*WHAT YOU SHOULD DO*: Pull out every line in the records below that contains the string "screenshot". Case counts.

===== ROWS =====

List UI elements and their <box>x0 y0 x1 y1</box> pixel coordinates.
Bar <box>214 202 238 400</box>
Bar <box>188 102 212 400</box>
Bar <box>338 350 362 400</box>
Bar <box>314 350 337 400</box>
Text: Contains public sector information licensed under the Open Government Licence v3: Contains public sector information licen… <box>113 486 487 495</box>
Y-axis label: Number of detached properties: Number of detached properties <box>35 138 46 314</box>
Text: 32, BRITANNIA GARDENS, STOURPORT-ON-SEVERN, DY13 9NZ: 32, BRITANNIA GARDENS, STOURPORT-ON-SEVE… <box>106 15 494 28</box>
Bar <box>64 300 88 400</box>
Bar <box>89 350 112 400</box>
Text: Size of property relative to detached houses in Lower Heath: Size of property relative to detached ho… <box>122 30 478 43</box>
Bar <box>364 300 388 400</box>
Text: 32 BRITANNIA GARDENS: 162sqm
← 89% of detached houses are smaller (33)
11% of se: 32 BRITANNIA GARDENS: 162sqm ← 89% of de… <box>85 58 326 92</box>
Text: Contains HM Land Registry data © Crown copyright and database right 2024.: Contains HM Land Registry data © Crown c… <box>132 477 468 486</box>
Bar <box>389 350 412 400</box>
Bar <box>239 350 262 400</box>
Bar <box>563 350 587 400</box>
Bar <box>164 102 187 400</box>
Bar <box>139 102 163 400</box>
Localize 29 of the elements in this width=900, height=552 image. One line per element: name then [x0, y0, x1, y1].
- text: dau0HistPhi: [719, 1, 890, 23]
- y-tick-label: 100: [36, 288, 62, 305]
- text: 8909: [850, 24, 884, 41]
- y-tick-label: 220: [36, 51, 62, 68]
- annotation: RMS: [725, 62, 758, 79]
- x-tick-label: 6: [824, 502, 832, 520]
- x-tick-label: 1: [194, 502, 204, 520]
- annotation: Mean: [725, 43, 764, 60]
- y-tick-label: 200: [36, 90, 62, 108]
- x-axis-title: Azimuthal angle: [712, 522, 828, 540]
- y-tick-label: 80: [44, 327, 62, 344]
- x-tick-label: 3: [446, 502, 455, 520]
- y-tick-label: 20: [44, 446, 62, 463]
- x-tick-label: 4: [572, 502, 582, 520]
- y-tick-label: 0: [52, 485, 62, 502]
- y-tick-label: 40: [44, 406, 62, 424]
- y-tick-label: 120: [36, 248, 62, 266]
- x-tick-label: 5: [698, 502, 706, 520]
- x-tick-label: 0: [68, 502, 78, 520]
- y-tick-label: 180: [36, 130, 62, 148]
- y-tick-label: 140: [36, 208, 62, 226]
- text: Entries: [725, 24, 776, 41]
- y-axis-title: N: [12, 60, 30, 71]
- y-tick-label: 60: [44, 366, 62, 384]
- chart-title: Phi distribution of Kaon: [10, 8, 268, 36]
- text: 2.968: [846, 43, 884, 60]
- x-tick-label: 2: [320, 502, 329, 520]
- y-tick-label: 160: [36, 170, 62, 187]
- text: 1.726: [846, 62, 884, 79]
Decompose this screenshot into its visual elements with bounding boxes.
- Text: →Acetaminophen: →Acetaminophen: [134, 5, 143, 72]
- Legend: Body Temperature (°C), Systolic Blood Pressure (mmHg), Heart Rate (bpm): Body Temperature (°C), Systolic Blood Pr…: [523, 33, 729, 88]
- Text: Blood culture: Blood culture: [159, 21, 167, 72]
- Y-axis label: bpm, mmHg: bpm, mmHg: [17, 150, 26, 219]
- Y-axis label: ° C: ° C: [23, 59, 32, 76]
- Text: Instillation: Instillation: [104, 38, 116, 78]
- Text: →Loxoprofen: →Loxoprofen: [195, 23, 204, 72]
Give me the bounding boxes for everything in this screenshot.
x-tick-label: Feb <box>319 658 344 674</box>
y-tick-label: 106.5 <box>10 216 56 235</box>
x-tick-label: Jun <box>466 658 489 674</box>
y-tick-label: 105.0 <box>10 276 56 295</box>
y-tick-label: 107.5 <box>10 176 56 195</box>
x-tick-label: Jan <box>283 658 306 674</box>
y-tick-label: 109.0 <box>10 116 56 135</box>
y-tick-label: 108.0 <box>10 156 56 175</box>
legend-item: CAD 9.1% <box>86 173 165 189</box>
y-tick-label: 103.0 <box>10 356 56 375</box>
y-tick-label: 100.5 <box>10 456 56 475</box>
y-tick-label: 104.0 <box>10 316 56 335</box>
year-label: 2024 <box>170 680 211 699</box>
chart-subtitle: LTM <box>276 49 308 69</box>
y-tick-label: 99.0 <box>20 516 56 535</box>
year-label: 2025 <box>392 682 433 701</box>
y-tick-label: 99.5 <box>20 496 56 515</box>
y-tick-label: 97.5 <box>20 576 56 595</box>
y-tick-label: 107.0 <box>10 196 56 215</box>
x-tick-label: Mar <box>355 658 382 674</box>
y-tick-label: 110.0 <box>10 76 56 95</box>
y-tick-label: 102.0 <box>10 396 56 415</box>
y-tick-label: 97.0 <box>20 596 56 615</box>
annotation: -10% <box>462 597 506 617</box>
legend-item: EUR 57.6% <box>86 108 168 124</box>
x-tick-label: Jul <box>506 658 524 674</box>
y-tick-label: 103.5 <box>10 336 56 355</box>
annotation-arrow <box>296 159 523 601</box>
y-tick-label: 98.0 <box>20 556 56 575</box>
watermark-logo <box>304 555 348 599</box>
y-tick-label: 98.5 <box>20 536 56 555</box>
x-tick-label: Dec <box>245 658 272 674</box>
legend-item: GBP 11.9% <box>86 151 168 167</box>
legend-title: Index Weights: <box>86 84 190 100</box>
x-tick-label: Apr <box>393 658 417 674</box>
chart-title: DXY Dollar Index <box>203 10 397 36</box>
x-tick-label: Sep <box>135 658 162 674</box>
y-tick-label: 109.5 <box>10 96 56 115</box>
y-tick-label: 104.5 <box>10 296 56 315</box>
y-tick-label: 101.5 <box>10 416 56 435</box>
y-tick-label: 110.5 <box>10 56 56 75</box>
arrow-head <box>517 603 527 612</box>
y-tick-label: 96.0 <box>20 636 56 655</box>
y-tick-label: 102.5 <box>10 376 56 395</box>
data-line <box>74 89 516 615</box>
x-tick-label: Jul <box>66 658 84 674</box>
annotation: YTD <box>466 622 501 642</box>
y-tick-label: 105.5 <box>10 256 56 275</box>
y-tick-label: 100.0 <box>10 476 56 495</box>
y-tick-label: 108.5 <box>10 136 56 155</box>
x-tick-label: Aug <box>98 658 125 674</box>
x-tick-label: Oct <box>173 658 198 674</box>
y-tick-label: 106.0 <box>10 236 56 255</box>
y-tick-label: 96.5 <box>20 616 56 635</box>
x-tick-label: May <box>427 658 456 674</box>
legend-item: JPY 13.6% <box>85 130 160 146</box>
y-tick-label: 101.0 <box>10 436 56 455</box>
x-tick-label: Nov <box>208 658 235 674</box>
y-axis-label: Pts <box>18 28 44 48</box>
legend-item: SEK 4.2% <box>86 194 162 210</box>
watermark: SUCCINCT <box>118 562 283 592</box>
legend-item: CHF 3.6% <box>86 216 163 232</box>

=====

*SOLUTION BELOW*:
Decompose this screenshot into its visual elements with bounding boxes.
Give me the bounding boxes for everything in this screenshot.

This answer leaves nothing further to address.